Exercise description: Output all records precisely as written.

Data records:
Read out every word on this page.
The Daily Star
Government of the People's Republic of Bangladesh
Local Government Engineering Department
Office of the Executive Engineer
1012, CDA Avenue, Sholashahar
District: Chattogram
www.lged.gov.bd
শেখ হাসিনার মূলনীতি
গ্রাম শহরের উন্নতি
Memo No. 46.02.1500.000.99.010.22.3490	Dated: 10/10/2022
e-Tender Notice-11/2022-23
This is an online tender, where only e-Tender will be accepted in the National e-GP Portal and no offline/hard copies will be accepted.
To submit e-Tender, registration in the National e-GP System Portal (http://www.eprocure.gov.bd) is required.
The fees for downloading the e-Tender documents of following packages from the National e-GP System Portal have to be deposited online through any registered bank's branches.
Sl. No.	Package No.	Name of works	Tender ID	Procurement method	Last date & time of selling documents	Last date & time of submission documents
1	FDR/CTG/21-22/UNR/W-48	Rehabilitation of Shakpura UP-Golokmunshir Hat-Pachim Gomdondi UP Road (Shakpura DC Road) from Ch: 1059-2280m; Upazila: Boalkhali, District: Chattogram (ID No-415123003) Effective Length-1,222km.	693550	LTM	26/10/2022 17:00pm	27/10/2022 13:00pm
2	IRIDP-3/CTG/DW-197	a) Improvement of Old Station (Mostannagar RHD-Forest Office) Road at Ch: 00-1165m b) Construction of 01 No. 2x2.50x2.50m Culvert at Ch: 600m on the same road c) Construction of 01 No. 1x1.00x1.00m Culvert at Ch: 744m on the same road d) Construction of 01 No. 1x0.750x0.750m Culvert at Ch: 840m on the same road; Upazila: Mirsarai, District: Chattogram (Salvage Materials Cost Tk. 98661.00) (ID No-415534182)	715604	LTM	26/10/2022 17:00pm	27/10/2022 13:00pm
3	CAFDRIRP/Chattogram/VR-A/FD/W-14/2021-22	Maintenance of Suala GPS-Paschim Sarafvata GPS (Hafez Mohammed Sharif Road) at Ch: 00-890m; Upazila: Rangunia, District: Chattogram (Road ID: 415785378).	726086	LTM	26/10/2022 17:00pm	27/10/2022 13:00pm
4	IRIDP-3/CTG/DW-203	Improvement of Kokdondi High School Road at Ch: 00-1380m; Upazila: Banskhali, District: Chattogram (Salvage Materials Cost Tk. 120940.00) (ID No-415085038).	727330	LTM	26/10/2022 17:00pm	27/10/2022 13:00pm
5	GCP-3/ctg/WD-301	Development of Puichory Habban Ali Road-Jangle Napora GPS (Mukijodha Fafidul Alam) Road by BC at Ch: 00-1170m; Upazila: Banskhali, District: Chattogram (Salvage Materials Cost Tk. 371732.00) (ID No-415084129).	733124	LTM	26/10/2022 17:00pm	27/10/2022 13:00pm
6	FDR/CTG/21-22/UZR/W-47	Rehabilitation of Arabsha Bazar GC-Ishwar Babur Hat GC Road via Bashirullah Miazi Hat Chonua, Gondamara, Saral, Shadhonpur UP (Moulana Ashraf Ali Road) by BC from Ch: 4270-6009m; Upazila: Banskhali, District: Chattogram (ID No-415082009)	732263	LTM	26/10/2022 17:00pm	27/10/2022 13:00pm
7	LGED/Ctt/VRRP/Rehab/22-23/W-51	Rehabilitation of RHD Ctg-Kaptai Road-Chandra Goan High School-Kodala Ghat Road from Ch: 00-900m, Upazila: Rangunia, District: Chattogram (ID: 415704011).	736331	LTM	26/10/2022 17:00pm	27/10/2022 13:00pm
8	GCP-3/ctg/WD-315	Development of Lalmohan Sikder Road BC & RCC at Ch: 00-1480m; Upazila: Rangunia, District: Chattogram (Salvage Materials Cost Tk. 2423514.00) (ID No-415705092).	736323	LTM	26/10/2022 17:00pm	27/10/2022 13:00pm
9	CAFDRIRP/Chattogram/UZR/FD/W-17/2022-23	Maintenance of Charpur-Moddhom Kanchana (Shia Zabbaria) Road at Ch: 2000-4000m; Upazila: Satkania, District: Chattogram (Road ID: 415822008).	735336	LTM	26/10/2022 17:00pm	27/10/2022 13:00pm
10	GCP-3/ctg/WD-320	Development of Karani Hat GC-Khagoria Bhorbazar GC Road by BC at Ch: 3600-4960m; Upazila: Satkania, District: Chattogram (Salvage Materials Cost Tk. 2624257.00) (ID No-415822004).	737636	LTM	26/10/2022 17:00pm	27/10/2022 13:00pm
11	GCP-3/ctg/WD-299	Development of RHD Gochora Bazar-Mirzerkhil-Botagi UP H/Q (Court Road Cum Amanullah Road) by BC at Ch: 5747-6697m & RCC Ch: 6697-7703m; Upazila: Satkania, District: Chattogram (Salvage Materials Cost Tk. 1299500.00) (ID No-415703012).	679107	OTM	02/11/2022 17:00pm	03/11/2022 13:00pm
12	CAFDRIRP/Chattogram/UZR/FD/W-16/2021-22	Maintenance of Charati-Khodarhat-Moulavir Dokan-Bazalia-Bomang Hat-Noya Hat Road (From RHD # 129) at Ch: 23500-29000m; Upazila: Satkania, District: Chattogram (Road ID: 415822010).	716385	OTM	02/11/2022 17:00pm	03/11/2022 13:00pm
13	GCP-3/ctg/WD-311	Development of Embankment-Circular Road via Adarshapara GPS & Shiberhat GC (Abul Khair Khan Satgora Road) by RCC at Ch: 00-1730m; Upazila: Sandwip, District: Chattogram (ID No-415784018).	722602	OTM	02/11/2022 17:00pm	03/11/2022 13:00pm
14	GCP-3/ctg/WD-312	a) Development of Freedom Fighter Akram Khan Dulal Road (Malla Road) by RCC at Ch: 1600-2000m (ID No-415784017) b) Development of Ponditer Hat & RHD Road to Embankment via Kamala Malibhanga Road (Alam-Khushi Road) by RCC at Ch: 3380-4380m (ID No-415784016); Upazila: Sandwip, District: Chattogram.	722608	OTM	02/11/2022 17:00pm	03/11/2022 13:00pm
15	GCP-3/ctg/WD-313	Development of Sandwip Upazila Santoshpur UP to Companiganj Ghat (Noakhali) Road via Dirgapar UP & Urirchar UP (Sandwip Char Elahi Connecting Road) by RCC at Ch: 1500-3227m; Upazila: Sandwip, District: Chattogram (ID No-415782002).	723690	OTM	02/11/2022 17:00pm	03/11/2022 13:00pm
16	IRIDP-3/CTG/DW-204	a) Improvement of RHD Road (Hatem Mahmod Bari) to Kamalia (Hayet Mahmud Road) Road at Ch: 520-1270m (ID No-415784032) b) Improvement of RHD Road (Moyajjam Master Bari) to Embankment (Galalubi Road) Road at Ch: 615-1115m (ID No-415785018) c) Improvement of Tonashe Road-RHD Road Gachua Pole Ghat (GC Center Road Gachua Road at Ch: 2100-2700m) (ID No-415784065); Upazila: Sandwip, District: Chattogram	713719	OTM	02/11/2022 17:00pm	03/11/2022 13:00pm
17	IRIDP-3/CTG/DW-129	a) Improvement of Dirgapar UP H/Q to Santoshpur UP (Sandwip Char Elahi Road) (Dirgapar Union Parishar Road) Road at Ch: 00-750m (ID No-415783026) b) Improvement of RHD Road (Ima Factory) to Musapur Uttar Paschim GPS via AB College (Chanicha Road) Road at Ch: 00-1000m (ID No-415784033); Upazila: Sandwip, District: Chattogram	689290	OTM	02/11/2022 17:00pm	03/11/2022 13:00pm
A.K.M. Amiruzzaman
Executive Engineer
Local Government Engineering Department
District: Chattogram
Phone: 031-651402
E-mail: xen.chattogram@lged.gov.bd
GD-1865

Expected output:
Read out every word on this page.
The Daily Star
Government of the People's Republic of Bangladesh
Local Government Engineering Department
Office of the Executive Engineer
1012, CDA Avenue, Sholashahar
District: Chattogram
www.lged.gov.bd
শেখ হাসিনার মূলনীতি
গ্রাম শহরের উন্নতি
Memo No. 46.02.1500.000.99.010.22.3490	Dated: 10/10/2022
e-Tender Notice-11/2022-23
This is an online tender, where only e-Tender will be accepted in the National e-GP Portal and no offline/hard copies will be accepted.
To submit e-Tender, registration in the National e-GP System Portal (http://www.eprocure.gov.bd) is required.
The fees for downloading the e-Tender documents of following packages from the National e-GP System Portal have to be deposited online through any registered bank's branches.
Sl. No.	Package No.	Name of works	Tender ID	Procurement method	Last date & time of selling documents	Last date & time of submission documents
1	FDR/CTG/21-22/UNR/W-48	Rehabilitation of Shakpura UP-Golokmunshir Hat-Pachim Gomdondi UP Road (Shakpura DC Road) from Ch: 1059-2280m; Upazila: Boalkhali, District: Chattogram (ID No-415123003) Effective Length-1,222km.	693550	LTM	26/10/2022 17:00pm	27/10/2022 13:00pm
2	IRIDP-3/CTG/DW-197	a) Improvement of Old Station (Mostannagar RHD-Forest Office) Road at Ch: 00-1165m b) Construction of 01 No. 2x2.50x2.50m Culvert at Ch: 600m on the same road c) Construction of 01 No. 1x1.00x1.00m Culvert at Ch: 744m on the same road d) Construction of 01 No. 1x0.750x0.750m Culvert at Ch: 840m on the same road; Upazila: Mirsarai, District: Chattogram (Salvage Materials Cost Tk. 98661.00) (ID No-415534182)	715604	LTM	26/10/2022 17:00pm	27/10/2022 13:00pm
3	CAFDRIRP/Chattogram/VR-A/FD/W-14/2021-22	Maintenance of Suala GPS-Paschim Sarafvata GPS (Hafez Mohammed Sharif Road) at Ch: 00-890m; Upazila: Rangunia, District: Chattogram (Road ID: 415785378).	726086	LTM	26/10/2022 17:00pm	27/10/2022 13:00pm
4	IRIDP-3/CTG/DW-203	Improvement of Kokdondi High School Road at Ch: 00-1380m; Upazila: Banskhali, District: Chattogram (Salvage Materials Cost Tk. 120940.00) (ID No-415085038).	727330	LTM	26/10/2022 17:00pm	27/10/2022 13:00pm
5	GCP-3/ctg/WD-301	Development of Puichory Habban Ali Road-Jangle Napora GPS (Mukijodha Fafidul Alam) Road by BC at Ch: 00-1170m; Upazila: Banskhali, District: Chattogram (Salvage Materials Cost Tk. 371732.00) (ID No-415084129).	733124	LTM	26/10/2022 17:00pm	27/10/2022 13:00pm
6	FDR/CTG/21-22/UZR/W-47	Rehabilitation of Arabsha Bazar GC-Ishwar Babur Hat GC Road via Bashirullah Miazi Hat Chonua, Gondamara, Saral, Shadhonpur UP (Moulana Ashraf Ali Road) by BC from Ch: 4270-6009m; Upazila: Banskhali, District: Chattogram (ID No-415082009)	732263	LTM	26/10/2022 17:00pm	27/10/2022 13:00pm
7	LGED/Ctt/VRRP/Rehab/22-23/W-51	Rehabilitation of RHD Ctg-Kaptai Road-Chandra Goan High School-Kodala Ghat Road from Ch: 00-900m, Upazila: Rangunia, District: Chattogram (ID: 415704011).	736331	LTM	26/10/2022 17:00pm	27/10/2022 13:00pm
8	GCP-3/ctg/WD-315	Development of Lalmohan Sikder Road BC & RCC at Ch: 00-1480m; Upazila: Rangunia, District: Chattogram (Salvage Materials Cost Tk. 2423514.00) (ID No-415705092).	736323	LTM	26/10/2022 17:00pm	27/10/2022 13:00pm
9	CAFDRIRP/Chattogram/UZR/FD/W-17/2022-23	Maintenance of Charpur-Moddhom Kanchana (Shia Zabbaria) Road at Ch: 2000-4000m; Upazila: Satkania, District: Chattogram (Road ID: 415822008).	735336	LTM	26/10/2022 17:00pm	27/10/2022 13:00pm
10	GCP-3/ctg/WD-320	Development of Karani Hat GC-Khagoria Bhorbazar GC Road by BC at Ch: 3600-4960m; Upazila: Satkania, District: Chattogram (Salvage Materials Cost Tk. 2624257.00) (ID No-415822004).	737636	LTM	26/10/2022 17:00pm	27/10/2022 13:00pm
11	GCP-3/ctg/WD-299	Development of RHD Gochora Bazar-Mirzerkhil-Botagi UP H/Q (Court Road Cum Amanullah Road) by BC at Ch: 5747-6697m & RCC Ch: 6697-7703m; Upazila: Satkania, District: Chattogram (Salvage Materials Cost Tk. 1299500.00) (ID No-415703012).	679107	OTM	02/11/2022 17:00pm	03/11/2022 13:00pm
12	CAFDRIRP/Chattogram/UZR/FD/W-16/2021-22	Maintenance of Charati-Khodarhat-Moulavir Dokan-Bazalia-Bomang Hat-Noya Hat Road (From RHD # 129) at Ch: 23500-29000m; Upazila: Satkania, District: Chattogram (Road ID: 415822010).	716385	OTM	02/11/2022 17:00pm	03/11/2022 13:00pm
13	GCP-3/ctg/WD-311	Development of Embankment-Circular Road via Adarshapara GPS & Shiberhat GC (Abul Khair Khan Satgora Road) by RCC at Ch: 00-1730m; Upazila: Sandwip, District: Chattogram (ID No-415784018).	722602	OTM	02/11/2022 17:00pm	03/11/2022 13:00pm
14	GCP-3/ctg/WD-312	a) Development of Freedom Fighter Akram Khan Dulal Road (Malla Road) by RCC at Ch: 1600-2000m (ID No-415784017) b) Development of Ponditer Hat & RHD Road to Embankment via Kamala Malibhanga Road (Alam-Khushi Road) by RCC at Ch: 3380-4380m (ID No-415784016); Upazila: Sandwip, District: Chattogram.	722608	OTM	02/11/2022 17:00pm	03/11/2022 13:00pm
15	GCP-3/ctg/WD-313	Development of Sandwip Upazila Santoshpur UP to Companiganj Ghat (Noakhali) Road via Dirgapar UP & Urirchar UP (Sandwip Char Elahi Connecting Road) by RCC at Ch: 1500-3227m; Upazila: Sandwip, District: Chattogram (ID No-415782002).	723690	OTM	02/11/2022 17:00pm	03/11/2022 13:00pm
16	IRIDP-3/CTG/DW-204	a) Improvement of RHD Road (Hatem Mahmod Bari) to Kamalia (Hayet Mahmud Road) Road at Ch: 520-1270m (ID No-415784032) b) Improvement of RHD Road (Moyajjam Master Bari) to Embankment (Galalubi Road) Road at Ch: 615-1115m (ID No-415785018) c) Improvement of Tonashe Road-RHD Road Gachua Pole Ghat (GC Center Road Gachua Road at Ch: 2100-2700m) (ID No-415784065); Upazila: Sandwip, District: Chattogram	713719	OTM	02/11/2022 17:00pm	03/11/2022 13:00pm
17	IRIDP-3/CTG/DW-129	a) Improvement of Dirgapar UP H/Q to Santoshpur UP (Sandwip Char Elahi Road) (Dirgapar Union Parishar Road) Road at Ch: 00-750m (ID No-415783026) b) Improvement of RHD Road (Ima Factory) to Musapur Uttar Paschim GPS via AB College (Chanicha Road) Road at Ch: 00-1000m (ID No-415784033); Upazila: Sandwip, District: Chattogram	689290	OTM	02/11/2022 17:00pm	03/11/2022 13:00pm
A.K.M. Amiruzzaman
Executive Engineer
Local Government Engineering Department
District: Chattogram
Phone: 031-651402
E-mail: xen.chattogram@lged.gov.bd
GD-1865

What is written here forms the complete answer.